--- What you need to do ---
Go through the listing below and list every line with "coups".

Start of Supplied data

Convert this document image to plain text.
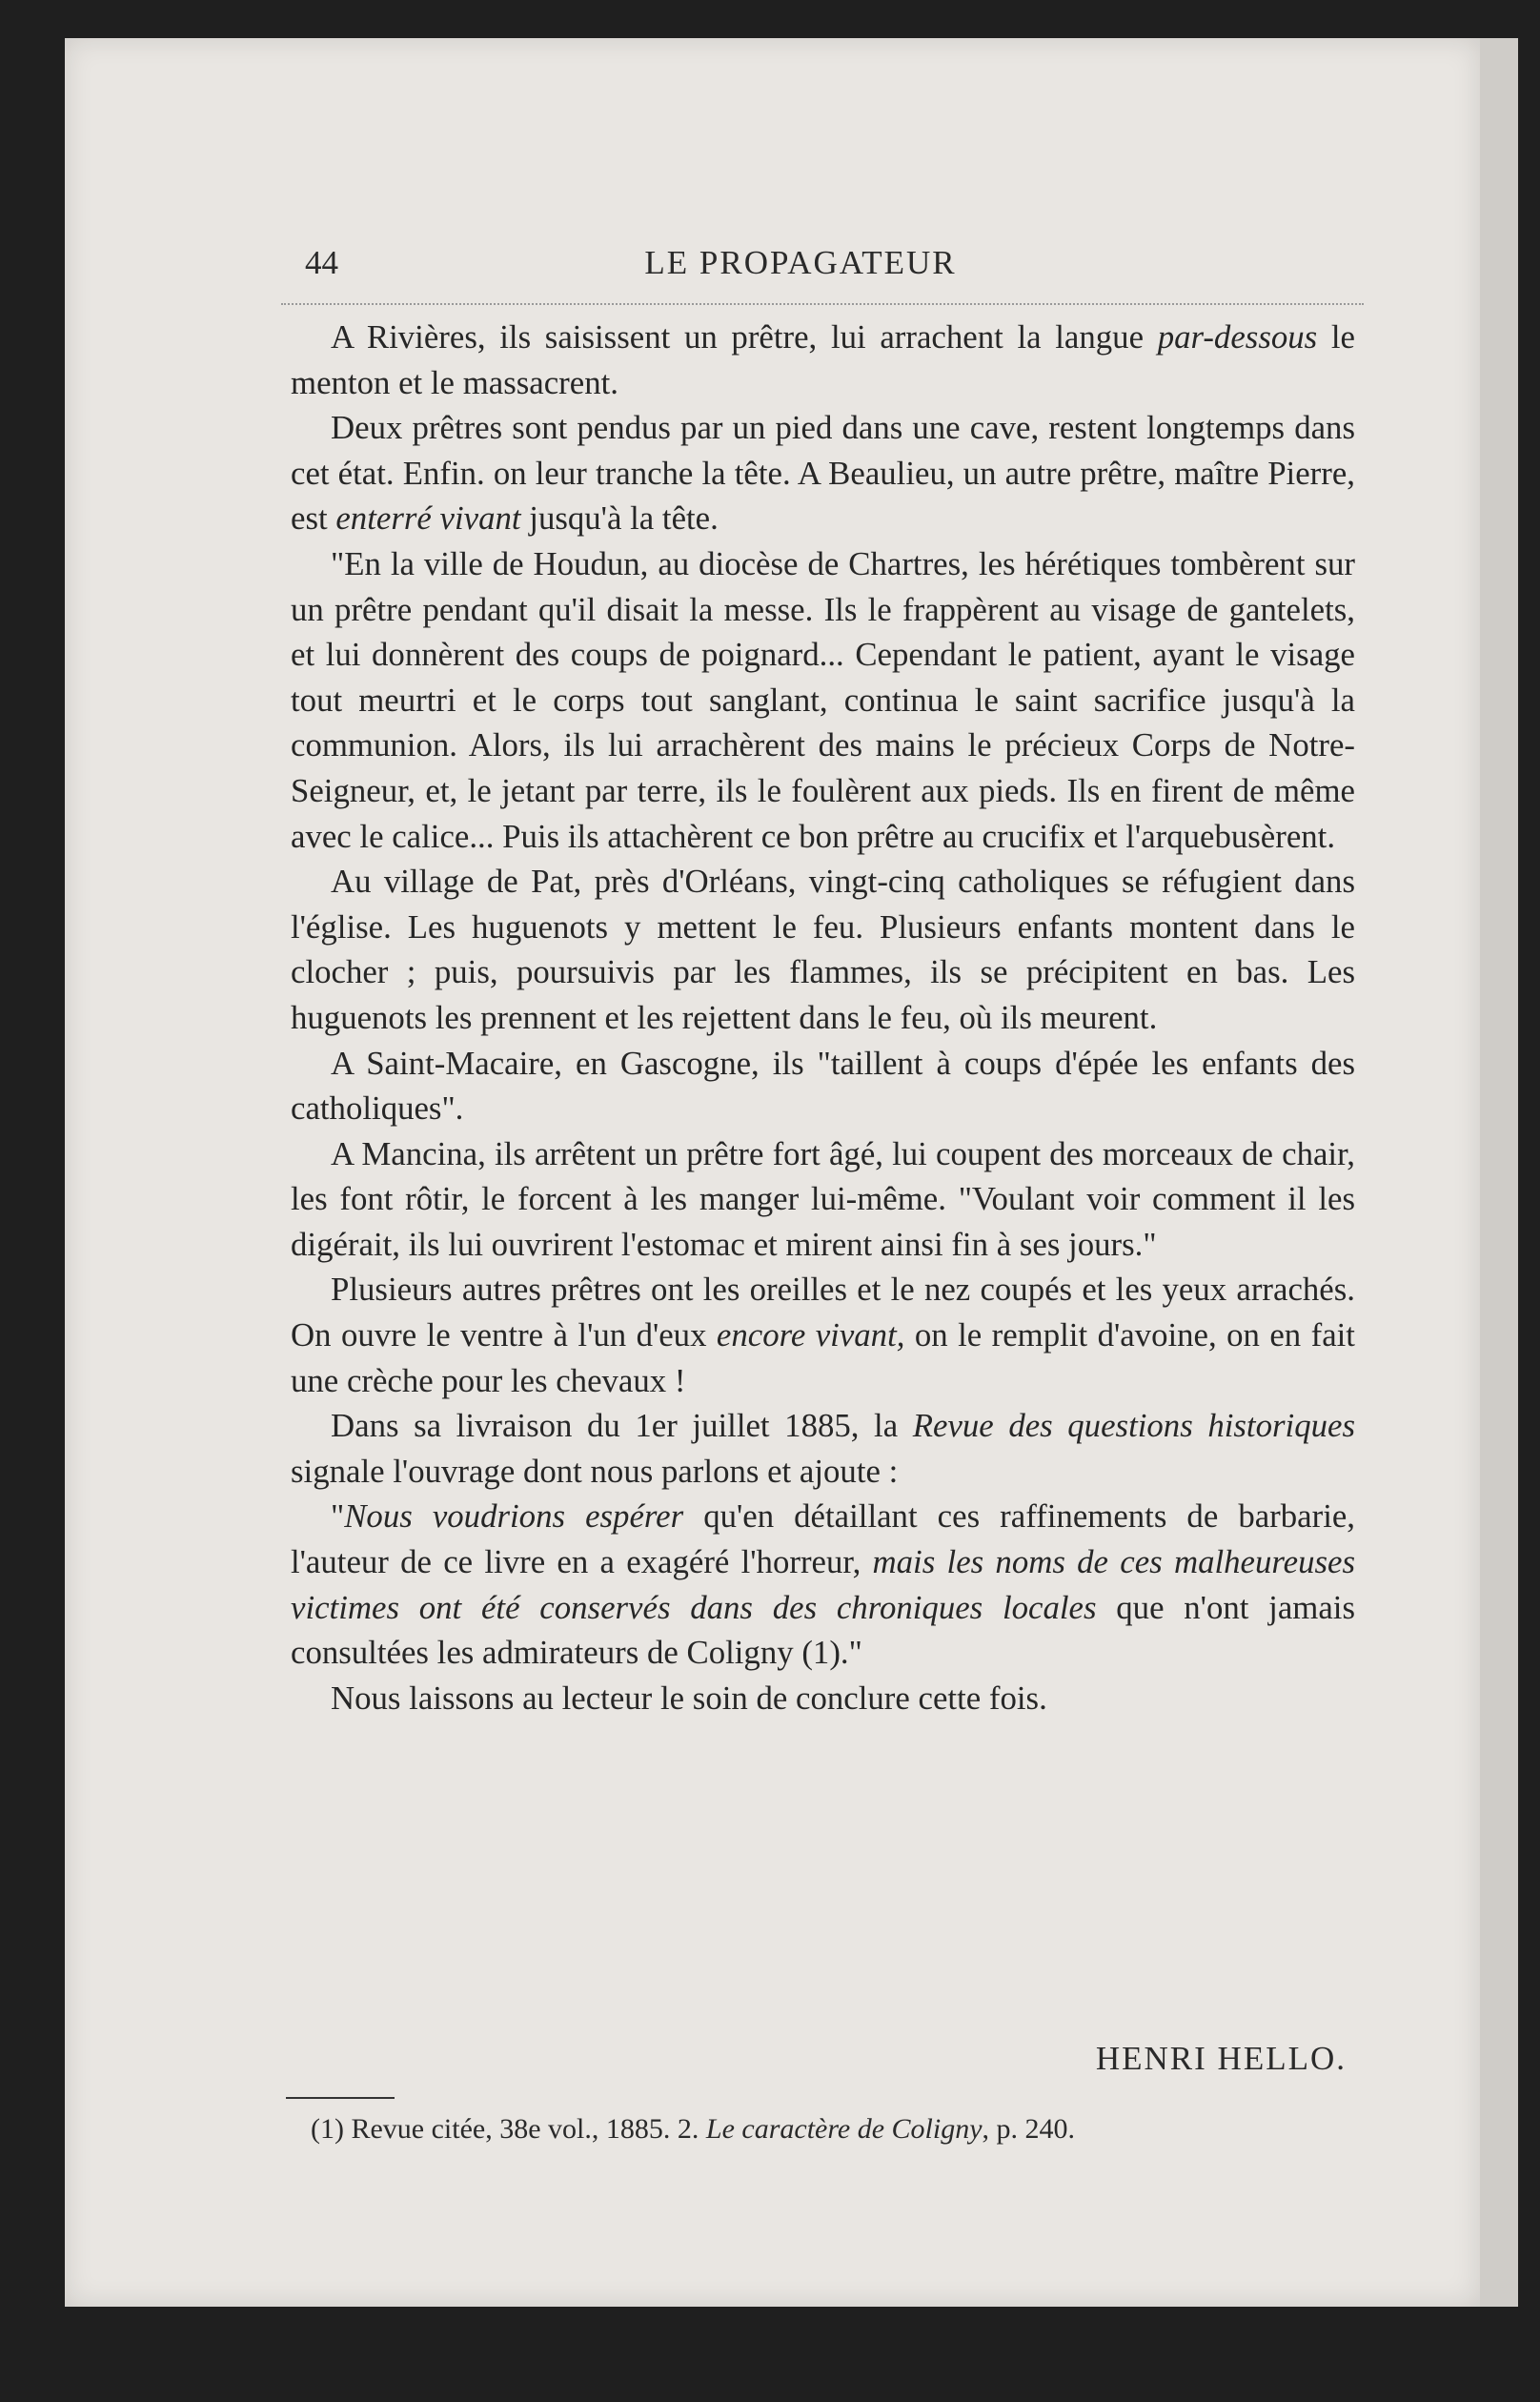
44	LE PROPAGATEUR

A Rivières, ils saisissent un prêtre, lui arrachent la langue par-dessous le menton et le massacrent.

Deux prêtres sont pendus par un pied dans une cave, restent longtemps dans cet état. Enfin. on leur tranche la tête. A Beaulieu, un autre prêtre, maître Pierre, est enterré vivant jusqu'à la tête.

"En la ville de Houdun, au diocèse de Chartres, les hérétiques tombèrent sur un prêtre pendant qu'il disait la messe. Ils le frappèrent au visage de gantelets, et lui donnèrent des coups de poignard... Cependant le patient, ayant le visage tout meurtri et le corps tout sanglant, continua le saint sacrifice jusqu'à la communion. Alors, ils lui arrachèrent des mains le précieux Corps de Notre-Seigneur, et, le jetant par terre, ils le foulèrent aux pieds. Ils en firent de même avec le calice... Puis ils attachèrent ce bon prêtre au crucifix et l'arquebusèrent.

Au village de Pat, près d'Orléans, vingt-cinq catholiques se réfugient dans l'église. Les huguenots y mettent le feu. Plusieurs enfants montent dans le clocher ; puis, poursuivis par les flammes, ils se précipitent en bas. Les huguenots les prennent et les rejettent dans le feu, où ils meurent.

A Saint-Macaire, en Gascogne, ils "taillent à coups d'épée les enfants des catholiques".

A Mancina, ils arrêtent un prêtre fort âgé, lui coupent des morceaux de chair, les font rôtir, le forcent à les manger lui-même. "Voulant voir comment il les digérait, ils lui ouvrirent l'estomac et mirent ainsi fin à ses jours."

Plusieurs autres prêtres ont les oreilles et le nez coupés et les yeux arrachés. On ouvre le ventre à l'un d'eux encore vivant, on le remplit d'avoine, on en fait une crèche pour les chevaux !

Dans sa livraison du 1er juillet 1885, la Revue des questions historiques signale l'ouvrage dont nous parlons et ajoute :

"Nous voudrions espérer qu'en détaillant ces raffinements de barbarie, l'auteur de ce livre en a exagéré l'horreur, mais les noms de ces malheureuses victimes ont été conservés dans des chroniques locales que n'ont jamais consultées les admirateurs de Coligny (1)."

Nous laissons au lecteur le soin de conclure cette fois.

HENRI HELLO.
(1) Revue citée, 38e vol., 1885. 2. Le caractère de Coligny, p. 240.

End of Supplied data
Start of Supplied data

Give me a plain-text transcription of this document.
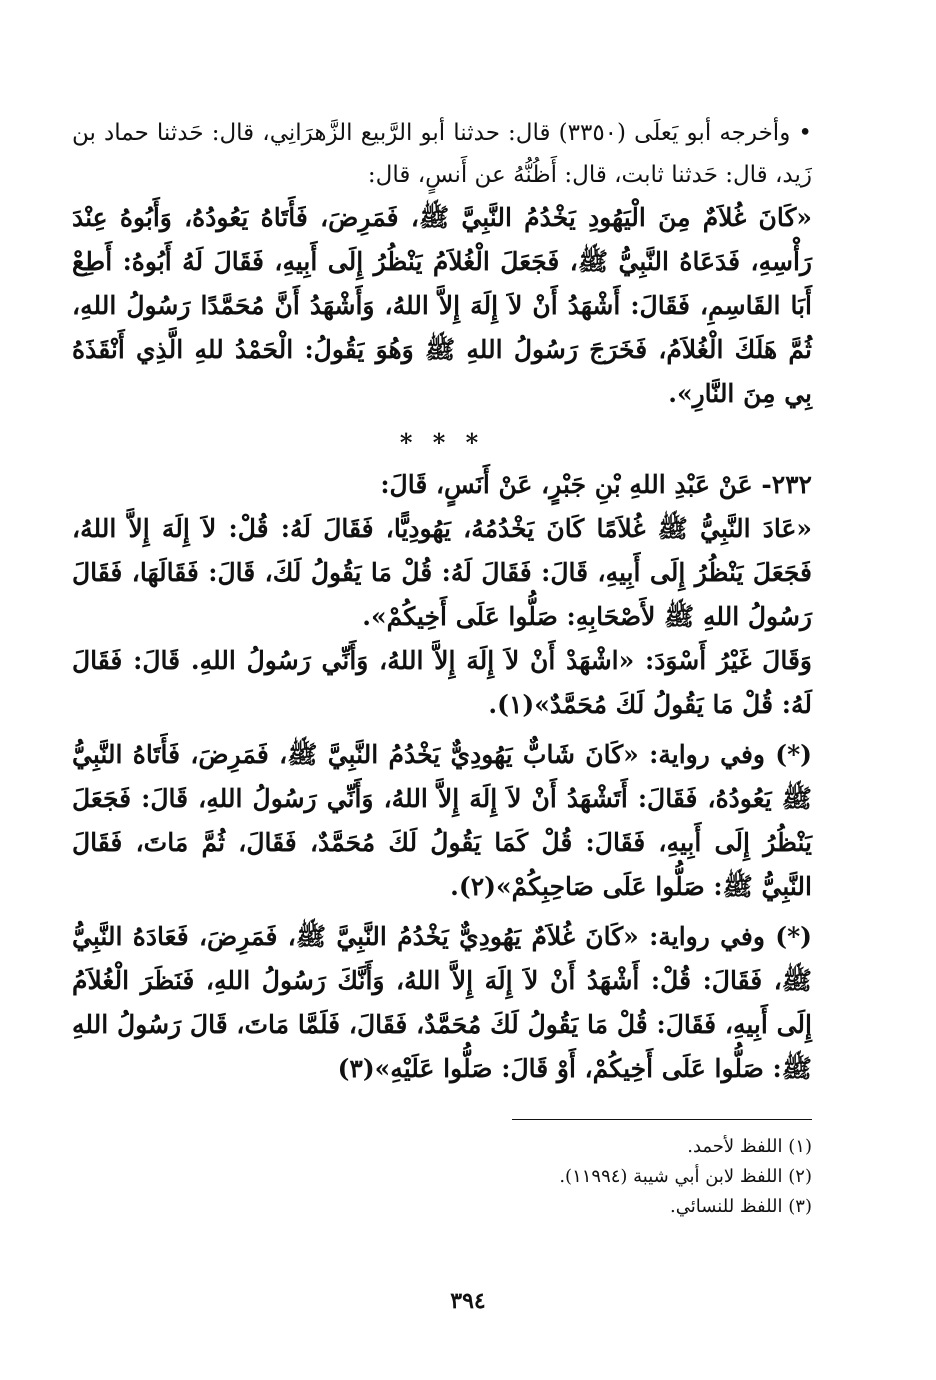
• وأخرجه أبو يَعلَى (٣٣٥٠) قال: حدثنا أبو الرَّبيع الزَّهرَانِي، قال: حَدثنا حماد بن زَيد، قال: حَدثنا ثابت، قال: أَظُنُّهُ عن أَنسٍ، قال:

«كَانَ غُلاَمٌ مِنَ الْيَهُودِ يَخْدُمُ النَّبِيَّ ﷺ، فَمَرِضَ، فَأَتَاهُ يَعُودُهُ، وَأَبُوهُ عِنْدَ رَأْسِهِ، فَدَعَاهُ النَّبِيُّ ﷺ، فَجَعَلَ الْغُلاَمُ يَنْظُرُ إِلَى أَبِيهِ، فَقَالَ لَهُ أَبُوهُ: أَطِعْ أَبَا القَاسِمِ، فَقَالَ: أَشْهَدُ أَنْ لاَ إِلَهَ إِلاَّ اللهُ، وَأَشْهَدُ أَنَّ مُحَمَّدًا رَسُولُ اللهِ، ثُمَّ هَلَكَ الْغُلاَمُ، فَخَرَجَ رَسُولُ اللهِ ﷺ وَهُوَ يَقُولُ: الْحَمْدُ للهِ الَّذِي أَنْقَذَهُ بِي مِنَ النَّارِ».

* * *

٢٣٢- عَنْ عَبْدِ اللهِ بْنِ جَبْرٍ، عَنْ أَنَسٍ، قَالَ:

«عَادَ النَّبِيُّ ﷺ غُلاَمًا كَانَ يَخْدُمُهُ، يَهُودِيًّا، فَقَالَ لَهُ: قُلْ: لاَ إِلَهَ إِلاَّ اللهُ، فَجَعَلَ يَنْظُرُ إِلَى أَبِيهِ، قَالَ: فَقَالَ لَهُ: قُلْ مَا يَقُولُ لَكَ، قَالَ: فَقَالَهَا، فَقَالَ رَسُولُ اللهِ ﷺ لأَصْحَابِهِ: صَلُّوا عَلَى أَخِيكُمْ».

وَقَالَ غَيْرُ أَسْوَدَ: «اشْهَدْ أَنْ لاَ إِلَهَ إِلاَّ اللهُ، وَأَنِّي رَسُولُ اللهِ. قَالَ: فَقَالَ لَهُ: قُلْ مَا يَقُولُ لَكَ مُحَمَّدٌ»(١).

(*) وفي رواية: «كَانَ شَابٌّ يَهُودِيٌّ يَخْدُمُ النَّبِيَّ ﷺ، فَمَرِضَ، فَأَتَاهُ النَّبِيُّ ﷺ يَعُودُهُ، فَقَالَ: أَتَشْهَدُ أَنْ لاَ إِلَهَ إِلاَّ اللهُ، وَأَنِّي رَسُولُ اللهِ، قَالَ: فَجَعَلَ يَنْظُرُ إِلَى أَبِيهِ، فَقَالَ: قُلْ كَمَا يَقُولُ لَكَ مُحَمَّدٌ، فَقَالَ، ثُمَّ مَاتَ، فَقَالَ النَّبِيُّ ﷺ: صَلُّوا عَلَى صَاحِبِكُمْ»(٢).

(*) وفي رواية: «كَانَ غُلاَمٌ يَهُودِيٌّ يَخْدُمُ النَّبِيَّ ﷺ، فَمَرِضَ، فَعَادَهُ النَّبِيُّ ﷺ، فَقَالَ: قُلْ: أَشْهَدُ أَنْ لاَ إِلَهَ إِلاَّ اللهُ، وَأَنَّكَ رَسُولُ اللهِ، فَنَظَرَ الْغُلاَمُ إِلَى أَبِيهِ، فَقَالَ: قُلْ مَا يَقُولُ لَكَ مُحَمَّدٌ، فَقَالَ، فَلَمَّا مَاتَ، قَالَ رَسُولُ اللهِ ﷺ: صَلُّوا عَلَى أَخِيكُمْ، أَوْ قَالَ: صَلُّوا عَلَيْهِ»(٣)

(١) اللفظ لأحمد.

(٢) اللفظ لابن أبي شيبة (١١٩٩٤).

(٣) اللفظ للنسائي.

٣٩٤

End of Supplied data

--- Correct result ---
"En la ville de Houdun, au diocèse de Chartres, les hérétiques tombèrent sur un prêtre pendant qu'il disait la messe. Ils le frappèrent au visage de gantelets, et lui donnèrent des coups de poignard... Cependant le patient, ayant le visage tout meurtri et le corps tout sanglant, continua le saint sacrifice jusqu'à la communion. Alors, ils lui arrachèrent des mains le précieux Corps de Notre-Seigneur, et, le jetant par terre, ils le foulèrent aux pieds. Ils en firent de même avec le calice... Puis ils attachèrent ce bon prêtre au crucifix et l'arquebusèrent.
A Saint-Macaire, en Gascogne, ils "taillent à coups d'épée les enfants des catholiques".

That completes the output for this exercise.